→ Given request
Say only how many lines contain the word "scene".

→ Record set
· · · · ·

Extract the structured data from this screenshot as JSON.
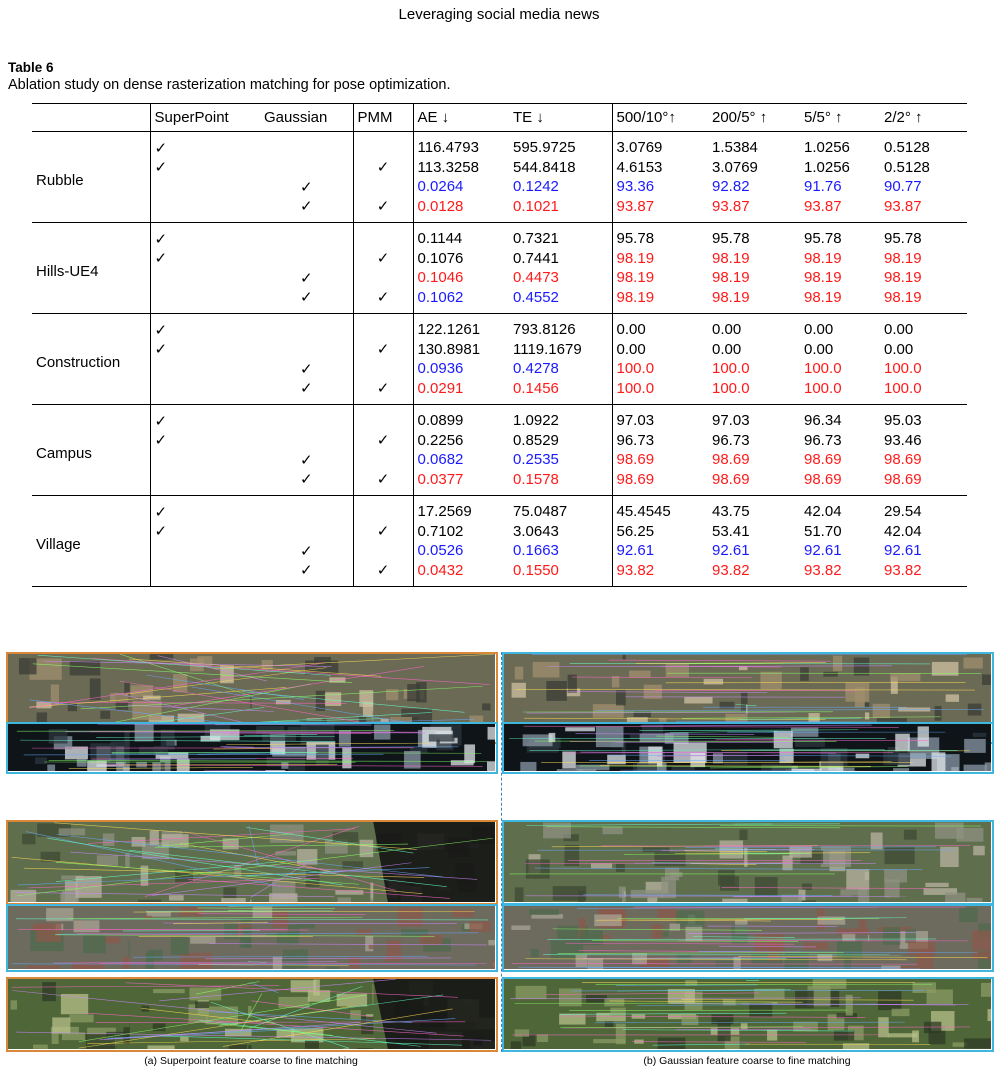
{
  "header": {
    "running_title": "Leveraging social media news"
  },
  "table": {
    "label": "Table 6",
    "caption": "Ablation study on dense rasterization matching for pose optimization.",
    "columns": [
      "",
      "SuperPoint",
      "Gaussian",
      "PMM",
      "AE ↓",
      "TE ↓",
      "500/10°↑",
      "200/5° ↑",
      "5/5° ↑",
      "2/2° ↑"
    ],
    "check_symbol": "✓",
    "groups": [
      {
        "scene": "Rubble",
        "rows": [
          {
            "sp": true,
            "gs": false,
            "pmm": false,
            "color": "black",
            "values": [
              "116.4793",
              "595.9725",
              "3.0769",
              "1.5384",
              "1.0256",
              "0.5128"
            ]
          },
          {
            "sp": true,
            "gs": false,
            "pmm": true,
            "color": "black",
            "values": [
              "113.3258",
              "544.8418",
              "4.6153",
              "3.0769",
              "1.0256",
              "0.5128"
            ]
          },
          {
            "sp": false,
            "gs": true,
            "pmm": false,
            "color": "blue",
            "values": [
              "0.0264",
              "0.1242",
              "93.36",
              "92.82",
              "91.76",
              "90.77"
            ]
          },
          {
            "sp": false,
            "gs": true,
            "pmm": true,
            "color": "red",
            "values": [
              "0.0128",
              "0.1021",
              "93.87",
              "93.87",
              "93.87",
              "93.87"
            ]
          }
        ]
      },
      {
        "scene": "Hills-UE4",
        "rows": [
          {
            "sp": true,
            "gs": false,
            "pmm": false,
            "color": "black",
            "values": [
              "0.1144",
              "0.7321",
              "95.78",
              "95.78",
              "95.78",
              "95.78"
            ]
          },
          {
            "sp": true,
            "gs": false,
            "pmm": true,
            "color": "black",
            "colors": [
              "black",
              "black",
              "red",
              "red",
              "red",
              "red"
            ],
            "values": [
              "0.1076",
              "0.7441",
              "98.19",
              "98.19",
              "98.19",
              "98.19"
            ]
          },
          {
            "sp": false,
            "gs": true,
            "pmm": false,
            "color": "red",
            "values": [
              "0.1046",
              "0.4473",
              "98.19",
              "98.19",
              "98.19",
              "98.19"
            ]
          },
          {
            "sp": false,
            "gs": true,
            "pmm": true,
            "color": "blue",
            "colors": [
              "blue",
              "blue",
              "red",
              "red",
              "red",
              "red"
            ],
            "values": [
              "0.1062",
              "0.4552",
              "98.19",
              "98.19",
              "98.19",
              "98.19"
            ]
          }
        ]
      },
      {
        "scene": "Construction",
        "rows": [
          {
            "sp": true,
            "gs": false,
            "pmm": false,
            "color": "black",
            "values": [
              "122.1261",
              "793.8126",
              "0.00",
              "0.00",
              "0.00",
              "0.00"
            ]
          },
          {
            "sp": true,
            "gs": false,
            "pmm": true,
            "color": "black",
            "values": [
              "130.8981",
              "1119.1679",
              "0.00",
              "0.00",
              "0.00",
              "0.00"
            ]
          },
          {
            "sp": false,
            "gs": true,
            "pmm": false,
            "color": "blue",
            "colors": [
              "blue",
              "blue",
              "red",
              "red",
              "red",
              "red"
            ],
            "values": [
              "0.0936",
              "0.4278",
              "100.0",
              "100.0",
              "100.0",
              "100.0"
            ]
          },
          {
            "sp": false,
            "gs": true,
            "pmm": true,
            "color": "red",
            "values": [
              "0.0291",
              "0.1456",
              "100.0",
              "100.0",
              "100.0",
              "100.0"
            ]
          }
        ]
      },
      {
        "scene": "Campus",
        "rows": [
          {
            "sp": true,
            "gs": false,
            "pmm": false,
            "color": "black",
            "values": [
              "0.0899",
              "1.0922",
              "97.03",
              "97.03",
              "96.34",
              "95.03"
            ]
          },
          {
            "sp": true,
            "gs": false,
            "pmm": true,
            "color": "black",
            "values": [
              "0.2256",
              "0.8529",
              "96.73",
              "96.73",
              "96.73",
              "93.46"
            ]
          },
          {
            "sp": false,
            "gs": true,
            "pmm": false,
            "color": "blue",
            "colors": [
              "blue",
              "blue",
              "red",
              "red",
              "red",
              "red"
            ],
            "values": [
              "0.0682",
              "0.2535",
              "98.69",
              "98.69",
              "98.69",
              "98.69"
            ]
          },
          {
            "sp": false,
            "gs": true,
            "pmm": true,
            "color": "red",
            "values": [
              "0.0377",
              "0.1578",
              "98.69",
              "98.69",
              "98.69",
              "98.69"
            ]
          }
        ]
      },
      {
        "scene": "Village",
        "rows": [
          {
            "sp": true,
            "gs": false,
            "pmm": false,
            "color": "black",
            "values": [
              "17.2569",
              "75.0487",
              "45.4545",
              "43.75",
              "42.04",
              "29.54"
            ]
          },
          {
            "sp": true,
            "gs": false,
            "pmm": true,
            "color": "black",
            "values": [
              "0.7102",
              "3.0643",
              "56.25",
              "53.41",
              "51.70",
              "42.04"
            ]
          },
          {
            "sp": false,
            "gs": true,
            "pmm": false,
            "color": "blue",
            "values": [
              "0.0526",
              "0.1663",
              "92.61",
              "92.61",
              "92.61",
              "92.61"
            ]
          },
          {
            "sp": false,
            "gs": true,
            "pmm": true,
            "color": "red",
            "values": [
              "0.0432",
              "0.1550",
              "93.82",
              "93.82",
              "93.82",
              "93.82"
            ]
          }
        ]
      }
    ]
  },
  "figure": {
    "left_caption": "(a) Superpoint feature coarse to fine matching",
    "right_caption": "(b) Gaussian feature coarse to fine matching",
    "rows": [
      {
        "scene": "construction",
        "left_border": "orange",
        "right_border": "cyan",
        "palette": [
          "#6b6a55",
          "#a08f6e",
          "#3a3c35",
          "#cfc2a3"
        ]
      },
      {
        "scene": "hills",
        "left_border": "cyan",
        "right_border": "cyan",
        "palette": [
          "#0e1418",
          "#8a98a5",
          "#2b353c",
          "#e1e6ea"
        ]
      },
      {
        "scene": "village",
        "left_border": "orange",
        "right_border": "cyan",
        "palette": [
          "#5f6e4c",
          "#8d9180",
          "#3e4a33",
          "#b8b3a2"
        ]
      },
      {
        "scene": "campus",
        "left_border": "cyan",
        "right_border": "cyan",
        "palette": [
          "#6d6a5e",
          "#4e6b4d",
          "#8b5a4b",
          "#a9a595"
        ]
      },
      {
        "scene": "rubble",
        "left_border": "orange",
        "right_border": "cyan",
        "palette": [
          "#4f6638",
          "#8a9b63",
          "#2e3b24",
          "#b7c08a"
        ]
      }
    ]
  }
}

· · · · ·

→ Solution to this problem
10